++++ Material for this task
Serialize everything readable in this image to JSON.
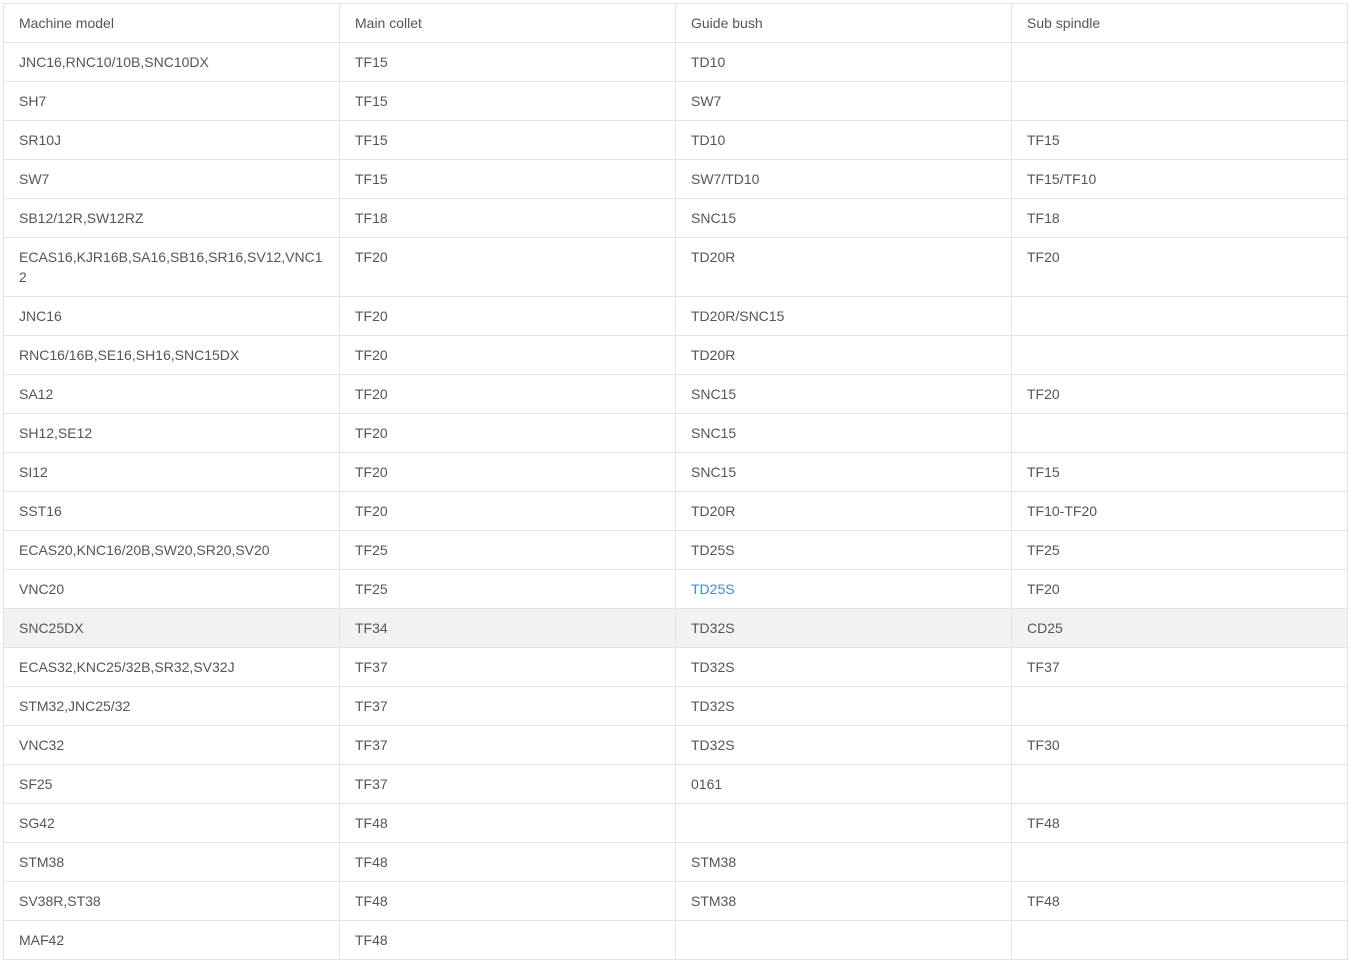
{
  "table": {
    "headers": [
      "Machine model",
      "Main collet",
      "Guide bush",
      "Sub spindle"
    ],
    "rows": [
      [
        "JNC16,RNC10/10B,SNC10DX",
        "TF15",
        "TD10",
        ""
      ],
      [
        "SH7",
        "TF15",
        "SW7",
        ""
      ],
      [
        "SR10J",
        "TF15",
        "TD10",
        "TF15"
      ],
      [
        "SW7",
        "TF15",
        "SW7/TD10",
        "TF15/TF10"
      ],
      [
        "SB12/12R,SW12RZ",
        "TF18",
        "SNC15",
        "TF18"
      ],
      [
        "ECAS16,KJR16B,SA16,SB16,SR16,SV12,VNC12",
        "TF20",
        "TD20R",
        "TF20"
      ],
      [
        "JNC16",
        "TF20",
        "TD20R/SNC15",
        ""
      ],
      [
        "RNC16/16B,SE16,SH16,SNC15DX",
        "TF20",
        "TD20R",
        ""
      ],
      [
        "SA12",
        "TF20",
        "SNC15",
        "TF20"
      ],
      [
        "SH12,SE12",
        "TF20",
        "SNC15",
        ""
      ],
      [
        "SI12",
        "TF20",
        "SNC15",
        "TF15"
      ],
      [
        "SST16",
        "TF20",
        "TD20R",
        "TF10-TF20"
      ],
      [
        "ECAS20,KNC16/20B,SW20,SR20,SV20",
        "TF25",
        "TD25S",
        "TF25"
      ],
      [
        "VNC20",
        "TF25",
        "TD25S",
        "TF20"
      ],
      [
        "SNC25DX",
        "TF34",
        "TD32S",
        "CD25"
      ],
      [
        "ECAS32,KNC25/32B,SR32,SV32J",
        "TF37",
        "TD32S",
        "TF37"
      ],
      [
        "STM32,JNC25/32",
        "TF37",
        "TD32S",
        ""
      ],
      [
        "VNC32",
        "TF37",
        "TD32S",
        "TF30"
      ],
      [
        "SF25",
        "TF37",
        "0161",
        ""
      ],
      [
        "SG42",
        "TF48",
        "",
        "TF48"
      ],
      [
        "STM38",
        "TF48",
        "STM38",
        ""
      ],
      [
        "SV38R,ST38",
        "TF48",
        "STM38",
        "TF48"
      ],
      [
        "MAF42",
        "TF48",
        "",
        ""
      ]
    ],
    "link_color": "#3a8ed4",
    "highlight_row_bg": "#f2f2f2"
  }
}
++++++++
#### Directions for this task
Leave out the pictures and copy every record above exactly.

#### Solution to the exercise
Serialize everything readable in this image to JSON.
{
  "table": {
    "headers": [
      "Machine model",
      "Main collet",
      "Guide bush",
      "Sub spindle"
    ],
    "rows": [
      [
        "JNC16,RNC10/10B,SNC10DX",
        "TF15",
        "TD10",
        ""
      ],
      [
        "SH7",
        "TF15",
        "SW7",
        ""
      ],
      [
        "SR10J",
        "TF15",
        "TD10",
        "TF15"
      ],
      [
        "SW7",
        "TF15",
        "SW7/TD10",
        "TF15/TF10"
      ],
      [
        "SB12/12R,SW12RZ",
        "TF18",
        "SNC15",
        "TF18"
      ],
      [
        "ECAS16,KJR16B,SA16,SB16,SR16,SV12,VNC12",
        "TF20",
        "TD20R",
        "TF20"
      ],
      [
        "JNC16",
        "TF20",
        "TD20R/SNC15",
        ""
      ],
      [
        "RNC16/16B,SE16,SH16,SNC15DX",
        "TF20",
        "TD20R",
        ""
      ],
      [
        "SA12",
        "TF20",
        "SNC15",
        "TF20"
      ],
      [
        "SH12,SE12",
        "TF20",
        "SNC15",
        ""
      ],
      [
        "SI12",
        "TF20",
        "SNC15",
        "TF15"
      ],
      [
        "SST16",
        "TF20",
        "TD20R",
        "TF10-TF20"
      ],
      [
        "ECAS20,KNC16/20B,SW20,SR20,SV20",
        "TF25",
        "TD25S",
        "TF25"
      ],
      [
        "VNC20",
        "TF25",
        "TD25S",
        "TF20"
      ],
      [
        "SNC25DX",
        "TF34",
        "TD32S",
        "CD25"
      ],
      [
        "ECAS32,KNC25/32B,SR32,SV32J",
        "TF37",
        "TD32S",
        "TF37"
      ],
      [
        "STM32,JNC25/32",
        "TF37",
        "TD32S",
        ""
      ],
      [
        "VNC32",
        "TF37",
        "TD32S",
        "TF30"
      ],
      [
        "SF25",
        "TF37",
        "0161",
        ""
      ],
      [
        "SG42",
        "TF48",
        "",
        "TF48"
      ],
      [
        "STM38",
        "TF48",
        "STM38",
        ""
      ],
      [
        "SV38R,ST38",
        "TF48",
        "STM38",
        "TF48"
      ],
      [
        "MAF42",
        "TF48",
        "",
        ""
      ]
    ],
    "link_color": "#3a8ed4",
    "highlight_row_bg": "#f2f2f2"
  }
}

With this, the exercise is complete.